Task description → Copy only the lines from the one containing "Convert this document image to plain text." through the final line of the records below, exactly as written, with no pictures.

Dataset rows →
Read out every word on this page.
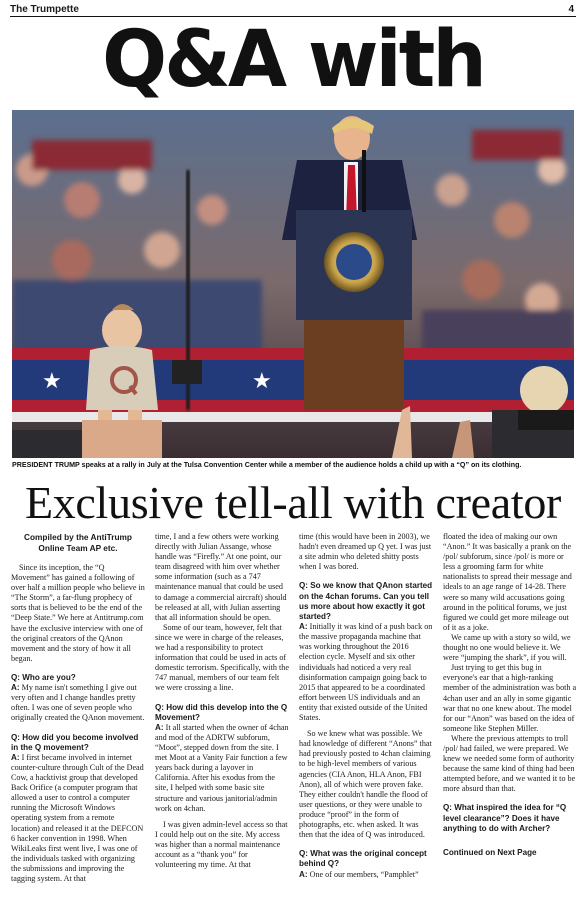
The Trumpette	4
Q&A with
★	★
PRESIDENT TRUMP speaks at a rally in July at the Tulsa Convention Center while a member of the audience holds a child up with a “Q” on its clothing.
Exclusive tell-all with creator
Compiled by the AntiTrump
Online Team AP etc.

Since its inception, the “Q Movement” has gained a following of over half a million people who believe in “The Storm”, a far-flung prophecy of sorts that is believed to be the end of the “Deep State.” We here at Antitrump.com have the exclusive interview with one of the original creators of the QAnon movement and the story of how it all began.

Q: Who are you?

A: My name isn't something I give out very often and I change handles pretty often. I was one of seven people who originally created the QAnon movement.

Q: How did you become involved in the Q movement?

A: I first became involved in internet counter-culture through Cult of the Dead Cow, a hacktivist group that developed Back Orifice (a computer program that allowed a user to control a computer running the Microsoft Windows operating system from a remote location) and released it at the DEFCON 6 hacker convention in 1998. When WikiLeaks first went live, I was one of the individuals tasked with organizing the submissions and improving the tagging system. At that

time, I and a few others were working directly with Julian Assange, whose handle was “Firefly.” At one point, our team disagreed with him over whether some information (such as a 747 maintenance manual that could be used to damage a commercial aircraft) should be released at all, with Julian asserting that all information should be open.

Some of our team, however, felt that since we were in charge of the releases, we had a responsibility to protect information that could be used in acts of domestic terrorism. Specifically, with the 747 manual, members of our team felt we were crossing a line.

Q: How did this develop into the Q Movement?

A: It all started when the owner of 4chan and mod of the ADRTW subforum, “Moot”, stepped down from the site. I met Moot at a Vanity Fair function a few years back during a layover in California. After his exodus from the site, I helped with some basic site structure and various janitorial/admin work on 4chan.

I was given admin-level access so that I could help out on the site. My access was higher than a normal maintenance account as a “thank you” for volunteering my time. At that

time (this would have been in 2003), we hadn't even dreamed up Q yet. I was just a site admin who deleted shitty posts when I was bored.

Q: So we know that QAnon started on the 4chan forums. Can you tell us more about how exactly it got started?

A: Initially it was kind of a push back on the massive propaganda machine that was working throughout the 2016 election cycle. Myself and six other individuals had noticed a very real disinformation campaign going back to 2015 that appeared to be a coordinated effort between US individuals and an entity that existed outside of the United States.

So we knew what was possible. We had knowledge of different “Anons” that had previously posted to 4chan claiming to be high-level members of various agencies (CIA Anon, HLA Anon, FBI Anon), all of which were proven fake. They either couldn't handle the flood of user questions, or they were unable to produce “proof” in the form of photographs, etc. when asked. It was then that the idea of Q was introduced.

Q: What was the original concept behind Q?

A: One of our members, “Pamphlet”

floated the idea of making our own “Anon.” It was basically a prank on the /pol/ subforum, since /pol/ is more or less a grooming farm for white nationalists to spread their message and ideals to an age range of 14-28. There were so many wild accusations going around in the political forums, we just figured we could get more mileage out of it as a joke.

We came up with a story so wild, we thought no one would believe it. We were “jumping the shark”, if you will.

Just trying to get this bug in everyone's ear that a high-ranking member of the administration was both a 4chan user and an ally in some gigantic war that no one knew about. The model for our “Anon” was based on the idea of someone like Stephen Miller.

Where the previous attempts to troll /pol/ had failed, we were prepared. We knew we needed some form of authority because the same kind of thing had been attempted before, and we wanted it to be more absurd than that.

Q: What inspired the idea for “Q level clearance”? Does it have anything to do with Archer?

Continued on Next Page
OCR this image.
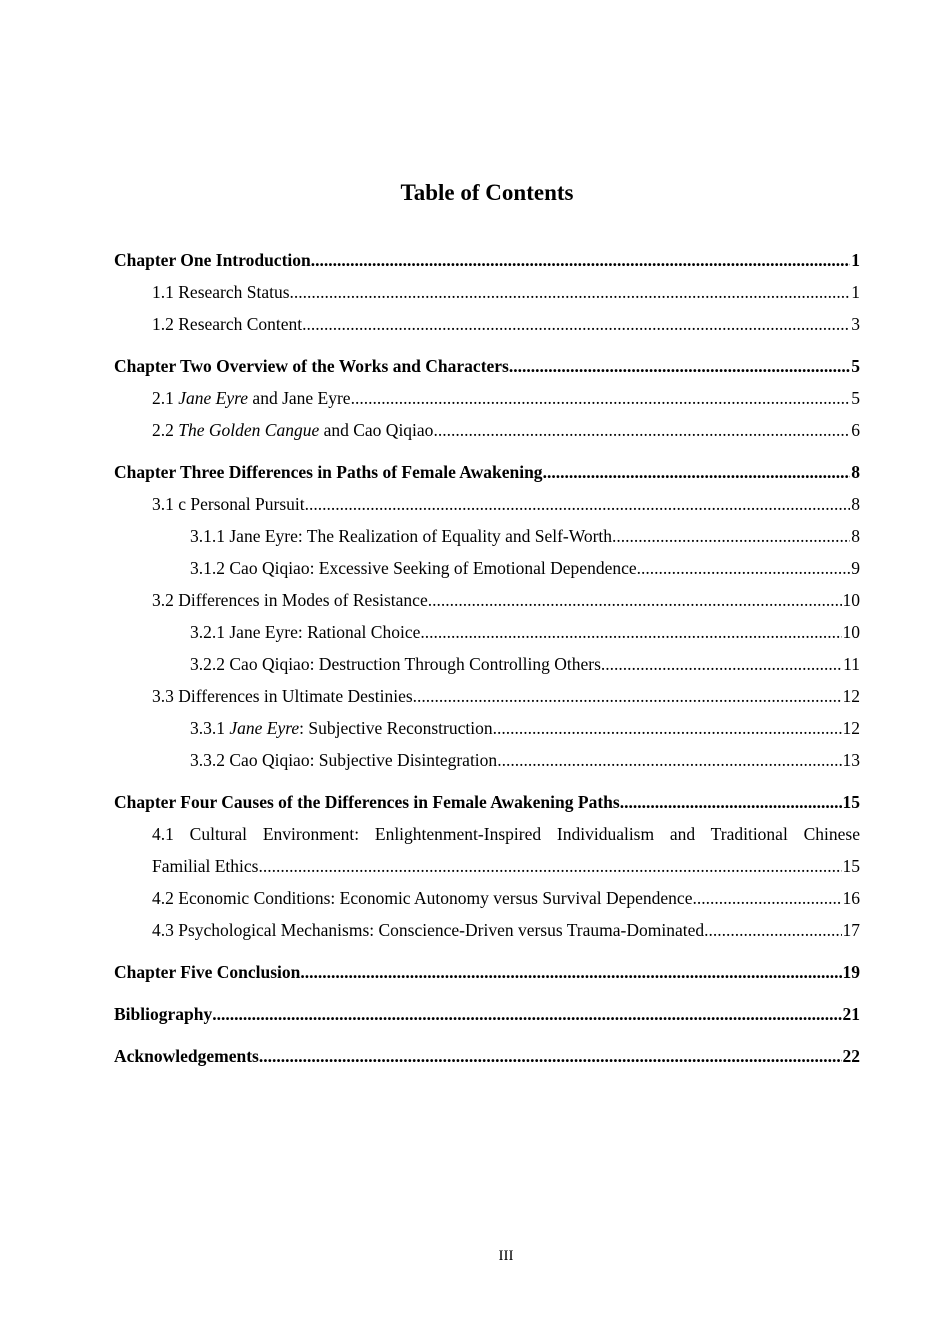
Table of Contents
Chapter One Introduction .....	1
1.1 Research Status .....	1
1.2 Research Content .....	3
Chapter Two Overview of the Works and Characters .....	5
2.1 Jane Eyre and Jane Eyre .....	5
2.2 The Golden Cangue and Cao Qiqiao .....	6
Chapter Three Differences in Paths of Female Awakening .....	8
3.1 c Personal Pursuit .....	8
3.1.1 Jane Eyre: The Realization of Equality and Self-Worth .....	8
3.1.2 Cao Qiqiao: Excessive Seeking of Emotional Dependence .....	9
3.2 Differences in Modes of Resistance .....	10
3.2.1 Jane Eyre: Rational Choice .....	10
3.2.2 Cao Qiqiao: Destruction Through Controlling Others .....	11
3.3 Differences in Ultimate Destinies .....	12
3.3.1 Jane Eyre: Subjective Reconstruction .....	12
3.3.2 Cao Qiqiao: Subjective Disintegration .....	13
Chapter Four Causes of the Differences in Female Awakening Paths .....	15
4.1 Cultural Environment: Enlightenment-Inspired Individualism and Traditional Chinese
Familial Ethics .....	15
4.2 Economic Conditions: Economic Autonomy versus Survival Dependence .....	16
4.3 Psychological Mechanisms: Conscience-Driven versus Trauma-Dominated .....	17
Chapter Five Conclusion .....	19
Bibliography .....	21
Acknowledgements .....	22
III
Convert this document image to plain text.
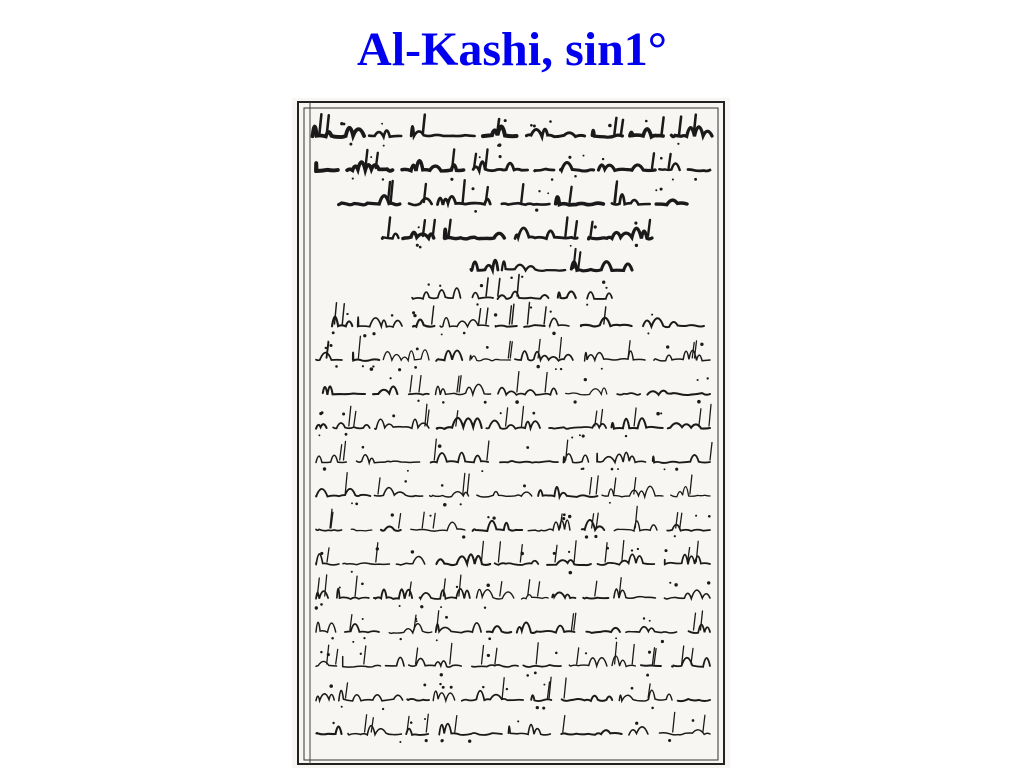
Al-Kashi, sin1°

Finished answer →
Convert this document image to plain text.
Al-Kashi, sin1°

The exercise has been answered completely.